# EXERCISE INSTRUCTIONS:
1. In the check io patch, what string does the newly added case for ERTS_EV_FLAG_WANT_ERROR return?
2. Name every ErtsPollEvents variable that the check io patch adds under the comment "Used by etp".
3. Write the next part of the check io patch, picking up after its final line.

# EXTRACT PROVIDED:
From 674634c96924623857de2c99abfe51aa75b148fc Mon Sep 17 00:00:00 2001
From: =?UTF-8?q?Lukas=20Backstr=C3=B6m?= <lukas@erlang.org>
Date: Thu, 6 Feb 2025 15:06:03 +0100
Subject: [PATCH 5/5] erts: Expand debug printout in check io

---
 erts/emulator/sys/common/erl_check_io.c |  58 ++++++---
 erts/etc/unix/etp-commands.in           | 153 ++++++++++++++++++++++++
 2 files changed, 192 insertions(+), 19 deletions(-)

diff --git a/erts/emulator/sys/common/erl_check_io.c b/erts/emulator/sys/common/erl_check_io.c
index 48a34fc97b1e..5f11da97b8d0 100644
--- a/erts/emulator/sys/common/erl_check_io.c
+++ b/erts/emulator/sys/common/erl_check_io.c
@@ -117,6 +117,7 @@ static const char* event_state_flag_to_str(EventStateFlags f, const char *buff,
     case ERTS_EV_FLAG_USED: return "USED";
     case ERTS_EV_FLAG_FALLBACK: return "FLBK";
     case ERTS_EV_FLAG_FALLBACK | ERTS_EV_FLAG_USED: return "USED|FLBK";
+    case ERTS_EV_FLAG_WANT_ERROR: return "WANT_ERROR";
 
 #if ERTS_POLL_USE_SCHEDULER_POLLING
     case ERTS_EV_FLAG_CLEAR | ERTS_EV_FLAG_NIF_SELECT: return "CLEAR|NIF_SELECT";
@@ -223,6 +224,13 @@ int ERTS_WRITE_UNLIKELY(erts_no_pollsets) = 1;
 int ERTS_WRITE_UNLIKELY(erts_no_poll_threads) = 1;
 struct drv_ev_state_shared drv_ev_state;
 
+/* Used by etp */
+ErtsPollEvents etp_poll_ev_none = ERTS_POLL_EV_NONE;
+ErtsPollEvents etp_poll_ev_in = ERTS_POLL_EV_IN;
+ErtsPollEvents etp_poll_ev_out = ERTS_POLL_EV_OUT;
+ErtsPollEvents etp_poll_ev_err = ERTS_POLL_EV_ERR;
+ErtsPollEvents etp_poll_ev_nval = ERTS_POLL_EV_NVAL;
+
 static ERTS_INLINE int fd_hash(ErtsSysFdType fd)

# LISTING:
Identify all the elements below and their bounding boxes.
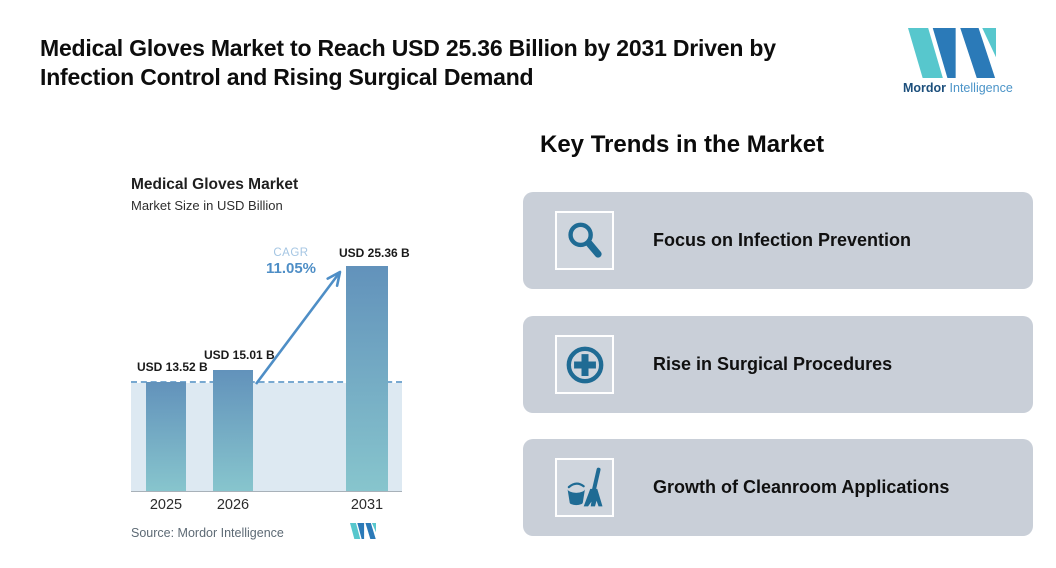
page-title: Medical Gloves Market to Reach USD 25.36… xyxy=(40,34,880,92)
bar-value-label-2026: USD 15.01 B xyxy=(204,348,275,362)
trend-label: Rise in Surgical Procedures xyxy=(653,354,893,374)
trend-icon-box xyxy=(555,211,614,270)
brand-name-light: Intelligence xyxy=(946,81,1013,95)
mordor-logo-mini-icon xyxy=(350,523,376,539)
trend-label: Growth of Cleanroom Applications xyxy=(653,477,950,497)
bar-value-label-2025: USD 13.52 B xyxy=(137,360,208,374)
x-axis-line xyxy=(131,491,402,492)
chart-subtitle: Market Size in USD Billion xyxy=(131,198,283,213)
brand-logo: Mordor Intelligence xyxy=(903,28,1013,95)
trend-card-cleanroom-applications: Growth of Cleanroom Applications xyxy=(523,439,1033,536)
medical-cross-icon xyxy=(566,346,603,383)
baseline-dashed-line xyxy=(131,381,402,383)
chart-title: Medical Gloves Market xyxy=(131,176,299,193)
brand-name-bold: Mordor xyxy=(903,81,947,95)
bar-2026 xyxy=(213,370,253,491)
growth-arrow-icon xyxy=(254,270,342,385)
broom-bucket-icon xyxy=(567,467,602,506)
trend-label: Focus on Infection Prevention xyxy=(653,230,912,250)
cagr-value: 11.05% xyxy=(265,260,317,277)
magnifier-icon xyxy=(567,222,602,258)
trend-card-surgical-procedures: Rise in Surgical Procedures xyxy=(523,316,1033,413)
x-tick-2026: 2026 xyxy=(216,497,250,513)
source-note: Source: Mordor Intelligence xyxy=(131,526,284,540)
page-title-line2: Infection Control and Rising Surgical De… xyxy=(40,64,534,90)
mordor-logo-icon xyxy=(908,28,996,78)
brand-wordmark: Mordor Intelligence xyxy=(903,81,1013,95)
trend-icon-box xyxy=(555,458,614,517)
x-tick-2031: 2031 xyxy=(350,497,384,513)
x-tick-2025: 2025 xyxy=(149,497,183,513)
trend-card-infection-prevention: Focus on Infection Prevention xyxy=(523,192,1033,289)
trend-icon-box xyxy=(555,335,614,394)
bar-2031 xyxy=(346,266,388,491)
bar-value-label-2031: USD 25.36 B xyxy=(339,246,410,260)
trends-heading: Key Trends in the Market xyxy=(540,131,825,158)
page-title-line1: Medical Gloves Market to Reach USD 25.36… xyxy=(40,35,776,61)
cagr-label: CAGR xyxy=(273,247,309,259)
bar-2025 xyxy=(146,382,186,491)
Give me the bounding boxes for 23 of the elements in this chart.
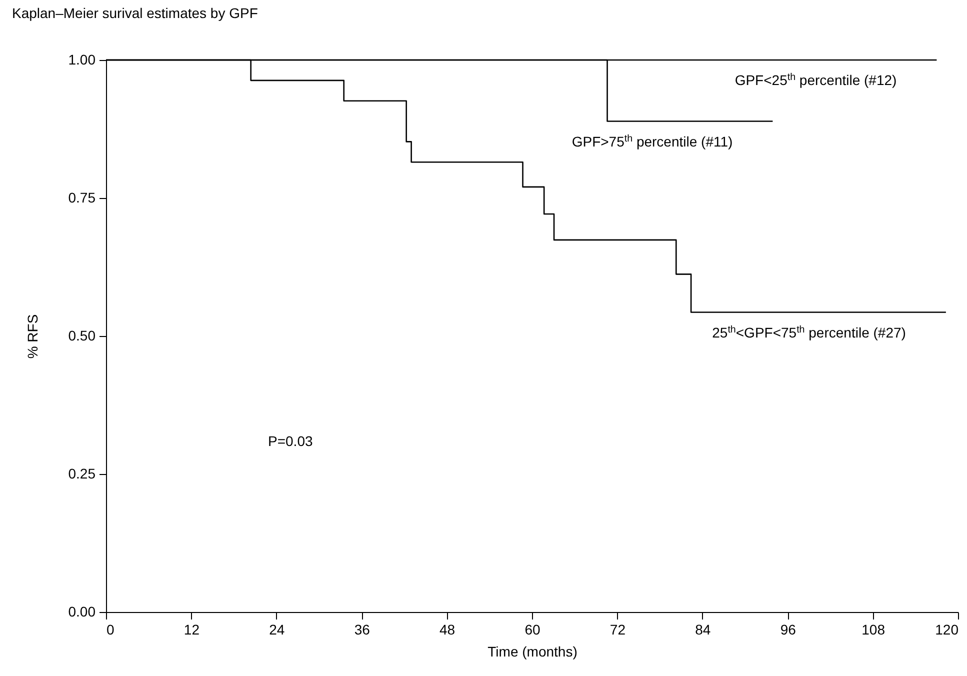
y-tick-label: 1.00 xyxy=(68,52,96,68)
x-tick-label: 60 xyxy=(524,622,540,638)
x-tick-label: 72 xyxy=(610,622,626,638)
series-label: GPF>75$^{th}$ percentile (#11) xyxy=(572,132,733,150)
annotation: P=0.03 xyxy=(268,433,313,449)
x-tick-label: 120 xyxy=(935,622,959,638)
x-tick-label: 12 xyxy=(184,622,200,638)
y-tick-label: 0.50 xyxy=(68,328,96,344)
x-tick-label: 24 xyxy=(269,622,285,638)
x-tick-label: 0 xyxy=(106,622,114,638)
y-tick-label: 0.25 xyxy=(68,466,96,482)
y-tick-label: 0.00 xyxy=(68,604,96,620)
x-tick-label: 108 xyxy=(862,622,886,638)
x-axis-title: Time (months) xyxy=(488,644,578,660)
series-label: 25$^{th}$<GPF<75$^{th}$ percentile (#27) xyxy=(712,324,906,340)
y-axis-title: % RFS xyxy=(24,314,40,359)
x-tick-label: 84 xyxy=(695,622,711,638)
x-tick-label: 36 xyxy=(354,622,370,638)
x-tick-label: 48 xyxy=(440,622,456,638)
y-tick-label: 0.75 xyxy=(68,190,96,206)
chart-title: Kaplan–Meier surival estimates by GPF xyxy=(12,5,258,21)
x-tick-label: 96 xyxy=(780,622,796,638)
series-label: GPF<25$^{th}$ percentile (#12) xyxy=(734,72,897,88)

# EXPECTED RESULTS:
1. "WANT_ERROR"

2. etp_poll_ev_none, etp_poll_ev_in, etp_poll_ev_out, etp_poll_ev_err, etp_poll_ev_nval

3.
 {
 #ifdef ERTS_SYS_CONTINOUS_FD_NUMBERS
@@ -369,7 +377,7 @@ static ERTS_INLINE void iready(Eterm id, ErtsDrvEventState *state);
 static ERTS_INLINE void oready(Eterm id, ErtsDrvEventState *state);
 #ifdef DEBUG_PRINT_MODE
 static char *drvmode2str(int mode);
-static char *nifmode2str(enum ErlNifSelectFlags mode);
+static char *nifmode2str(enum ErlNifSelectFlags mode, const char *buff, int sz);
 #endif
 
 static ERTS_INLINE void
@@ -1237,6 +1245,9 @@ enif_select_x(ErlNifEnv* env,
     ErtsDrvSelectDataState *free_select = NULL;
     ErtsNifSelectDataState *free_nif = NULL;
     ErtsPollEvents new_events = 0;
+#ifdef DEBUG_PRINT_MODE
+    char tmp_buff[255];
+#endif
 
     ASSERT(!erts_dbg_is_resource_dying(resource));
 
@@ -1252,7 +1263,7 @@ enif_select_x(ErlNifEnv* env,
     state = get_drv_ev_state(fd); /* may be NULL! */
 
     DEBUG_PRINT_FD("enif_select(%T, %d, %s, %p, %T, %T)",
-                   state, env->proc->common.id, fd, nifmode2str(mode), resource,
+                   state, env->proc->common.id, fd, nifmode2str(mode, tmp_buff, sizeof(tmp_buff)), resource,
                    pid ? pid->pid : THE_NON_VALUE, THE_NON_VALUE);
 
     if (mode & ERL_NIF_SELECT_STOP) {
@@ -2826,24 +2837,33 @@ drvmode2str(int mode) {
 }
 
 static ERTS_INLINE char *
-nifmode2str(enum ErlNifSelectFlags mode) {
-    if (mode & ERL_NIF_SELECT_STOP)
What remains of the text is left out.